Challenge =>
Copy all of the records below verbatim.
★ ★ ★ ★ ★
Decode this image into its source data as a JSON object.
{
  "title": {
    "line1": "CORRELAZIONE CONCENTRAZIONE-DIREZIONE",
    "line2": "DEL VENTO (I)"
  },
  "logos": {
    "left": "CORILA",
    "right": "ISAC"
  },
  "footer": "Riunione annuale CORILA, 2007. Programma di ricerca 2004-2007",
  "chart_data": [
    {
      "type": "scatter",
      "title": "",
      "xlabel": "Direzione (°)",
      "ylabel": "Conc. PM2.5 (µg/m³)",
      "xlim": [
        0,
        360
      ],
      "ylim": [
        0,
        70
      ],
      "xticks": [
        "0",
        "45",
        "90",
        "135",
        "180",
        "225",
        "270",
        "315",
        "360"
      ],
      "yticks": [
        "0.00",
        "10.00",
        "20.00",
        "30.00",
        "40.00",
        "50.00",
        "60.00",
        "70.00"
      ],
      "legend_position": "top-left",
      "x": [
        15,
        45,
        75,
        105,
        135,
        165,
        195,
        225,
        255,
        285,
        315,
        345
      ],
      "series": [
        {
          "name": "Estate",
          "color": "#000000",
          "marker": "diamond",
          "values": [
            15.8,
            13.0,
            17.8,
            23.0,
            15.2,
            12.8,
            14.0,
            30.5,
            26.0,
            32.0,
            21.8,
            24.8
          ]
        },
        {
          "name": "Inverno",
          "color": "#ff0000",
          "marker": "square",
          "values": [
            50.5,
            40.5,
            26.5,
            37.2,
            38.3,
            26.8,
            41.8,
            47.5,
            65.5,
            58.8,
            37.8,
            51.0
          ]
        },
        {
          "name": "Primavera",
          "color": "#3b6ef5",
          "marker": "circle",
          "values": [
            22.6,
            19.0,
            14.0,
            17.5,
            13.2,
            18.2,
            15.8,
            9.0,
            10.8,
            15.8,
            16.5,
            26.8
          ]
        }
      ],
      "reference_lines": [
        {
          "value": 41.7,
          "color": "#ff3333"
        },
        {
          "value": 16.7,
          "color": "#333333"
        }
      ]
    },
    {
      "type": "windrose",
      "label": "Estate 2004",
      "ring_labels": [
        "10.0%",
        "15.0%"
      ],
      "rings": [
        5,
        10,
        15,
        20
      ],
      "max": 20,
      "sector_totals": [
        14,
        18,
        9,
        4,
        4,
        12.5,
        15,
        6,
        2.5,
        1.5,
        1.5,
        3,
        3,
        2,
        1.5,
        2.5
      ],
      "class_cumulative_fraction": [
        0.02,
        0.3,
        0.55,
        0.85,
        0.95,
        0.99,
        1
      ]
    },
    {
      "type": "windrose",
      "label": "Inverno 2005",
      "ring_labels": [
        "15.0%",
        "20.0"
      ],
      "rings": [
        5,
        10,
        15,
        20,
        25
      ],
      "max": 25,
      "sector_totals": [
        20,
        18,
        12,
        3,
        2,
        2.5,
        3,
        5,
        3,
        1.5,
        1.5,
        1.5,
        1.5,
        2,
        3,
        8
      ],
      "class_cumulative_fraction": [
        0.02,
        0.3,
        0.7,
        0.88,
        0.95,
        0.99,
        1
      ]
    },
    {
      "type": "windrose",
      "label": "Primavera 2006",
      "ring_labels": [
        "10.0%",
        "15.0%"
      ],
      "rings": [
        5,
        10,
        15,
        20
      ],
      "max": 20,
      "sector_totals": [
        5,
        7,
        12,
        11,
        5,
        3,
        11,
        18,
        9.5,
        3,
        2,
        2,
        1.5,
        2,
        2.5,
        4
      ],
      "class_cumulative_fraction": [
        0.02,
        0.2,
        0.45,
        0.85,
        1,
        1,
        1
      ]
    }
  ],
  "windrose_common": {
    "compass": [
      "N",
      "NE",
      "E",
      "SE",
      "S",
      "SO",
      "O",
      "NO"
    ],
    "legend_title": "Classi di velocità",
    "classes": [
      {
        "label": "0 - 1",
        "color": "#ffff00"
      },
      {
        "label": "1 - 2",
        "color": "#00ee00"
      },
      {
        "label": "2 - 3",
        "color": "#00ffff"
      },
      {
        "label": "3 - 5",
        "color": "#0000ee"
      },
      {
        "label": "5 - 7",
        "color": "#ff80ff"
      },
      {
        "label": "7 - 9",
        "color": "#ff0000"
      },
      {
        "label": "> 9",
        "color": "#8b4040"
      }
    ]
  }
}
★ ★ ★ ★ ★
Finished answer =>
Decode this image into its source data as a JSON object.
{
  "title": {
    "line1": "CORRELAZIONE CONCENTRAZIONE-DIREZIONE",
    "line2": "DEL VENTO (I)"
  },
  "logos": {
    "left": "CORILA",
    "right": "ISAC"
  },
  "footer": "Riunione annuale CORILA, 2007. Programma di ricerca 2004-2007",
  "chart_data": [
    {
      "type": "scatter",
      "title": "",
      "xlabel": "Direzione (°)",
      "ylabel": "Conc. PM2.5 (µg/m³)",
      "xlim": [
        0,
        360
      ],
      "ylim": [
        0,
        70
      ],
      "xticks": [
        "0",
        "45",
        "90",
        "135",
        "180",
        "225",
        "270",
        "315",
        "360"
      ],
      "yticks": [
        "0.00",
        "10.00",
        "20.00",
        "30.00",
        "40.00",
        "50.00",
        "60.00",
        "70.00"
      ],
      "legend_position": "top-left",
      "x": [
        15,
        45,
        75,
        105,
        135,
        165,
        195,
        225,
        255,
        285,
        315,
        345
      ],
      "series": [
        {
          "name": "Estate",
          "color": "#000000",
          "marker": "diamond",
          "values": [
            15.8,
            13.0,
            17.8,
            23.0,
            15.2,
            12.8,
            14.0,
            30.5,
            26.0,
            32.0,
            21.8,
            24.8
          ]
        },
        {
          "name": "Inverno",
          "color": "#ff0000",
          "marker": "square",
          "values": [
            50.5,
            40.5,
            26.5,
            37.2,
            38.3,
            26.8,
            41.8,
            47.5,
            65.5,
            58.8,
            37.8,
            51.0
          ]
        },
        {
          "name": "Primavera",
          "color": "#3b6ef5",
          "marker": "circle",
          "values": [
            22.6,
            19.0,
            14.0,
            17.5,
            13.2,
            18.2,
            15.8,
            9.0,
            10.8,
            15.8,
            16.5,
            26.8
          ]
        }
      ],
      "reference_lines": [
        {
          "value": 41.7,
          "color": "#ff3333"
        },
        {
          "value": 16.7,
          "color": "#333333"
        }
      ]
    },
    {
      "type": "windrose",
      "label": "Estate 2004",
      "ring_labels": [
        "10.0%",
        "15.0%"
      ],
      "rings": [
        5,
        10,
        15,
        20
      ],
      "max": 20,
      "sector_totals": [
        14,
        18,
        9,
        4,
        4,
        12.5,
        15,
        6,
        2.5,
        1.5,
        1.5,
        3,
        3,
        2,
        1.5,
        2.5
      ],
      "class_cumulative_fraction": [
        0.02,
        0.3,
        0.55,
        0.85,
        0.95,
        0.99,
        1
      ]
    },
    {
      "type": "windrose",
      "label": "Inverno 2005",
      "ring_labels": [
        "15.0%",
        "20.0"
      ],
      "rings": [
        5,
        10,
        15,
        20,
        25
      ],
      "max": 25,
      "sector_totals": [
        20,
        18,
        12,
        3,
        2,
        2.5,
        3,
        5,
        3,
        1.5,
        1.5,
        1.5,
        1.5,
        2,
        3,
        8
      ],
      "class_cumulative_fraction": [
        0.02,
        0.3,
        0.7,
        0.88,
        0.95,
        0.99,
        1
      ]
    },
    {
      "type": "windrose",
      "label": "Primavera 2006",
      "ring_labels": [
        "10.0%",
        "15.0%"
      ],
      "rings": [
        5,
        10,
        15,
        20
      ],
      "max": 20,
      "sector_totals": [
        5,
        7,
        12,
        11,
        5,
        3,
        11,
        18,
        9.5,
        3,
        2,
        2,
        1.5,
        2,
        2.5,
        4
      ],
      "class_cumulative_fraction": [
        0.02,
        0.2,
        0.45,
        0.85,
        1,
        1,
        1
      ]
    }
  ],
  "windrose_common": {
    "compass": [
      "N",
      "NE",
      "E",
      "SE",
      "S",
      "SO",
      "O",
      "NO"
    ],
    "legend_title": "Classi di velocità",
    "classes": [
      {
        "label": "0 - 1",
        "color": "#ffff00"
      },
      {
        "label": "1 - 2",
        "color": "#00ee00"
      },
      {
        "label": "2 - 3",
        "color": "#00ffff"
      },
      {
        "label": "3 - 5",
        "color": "#0000ee"
      },
      {
        "label": "5 - 7",
        "color": "#ff80ff"
      },
      {
        "label": "7 - 9",
        "color": "#ff0000"
      },
      {
        "label": "> 9",
        "color": "#8b4040"
      }
    ]
  }
}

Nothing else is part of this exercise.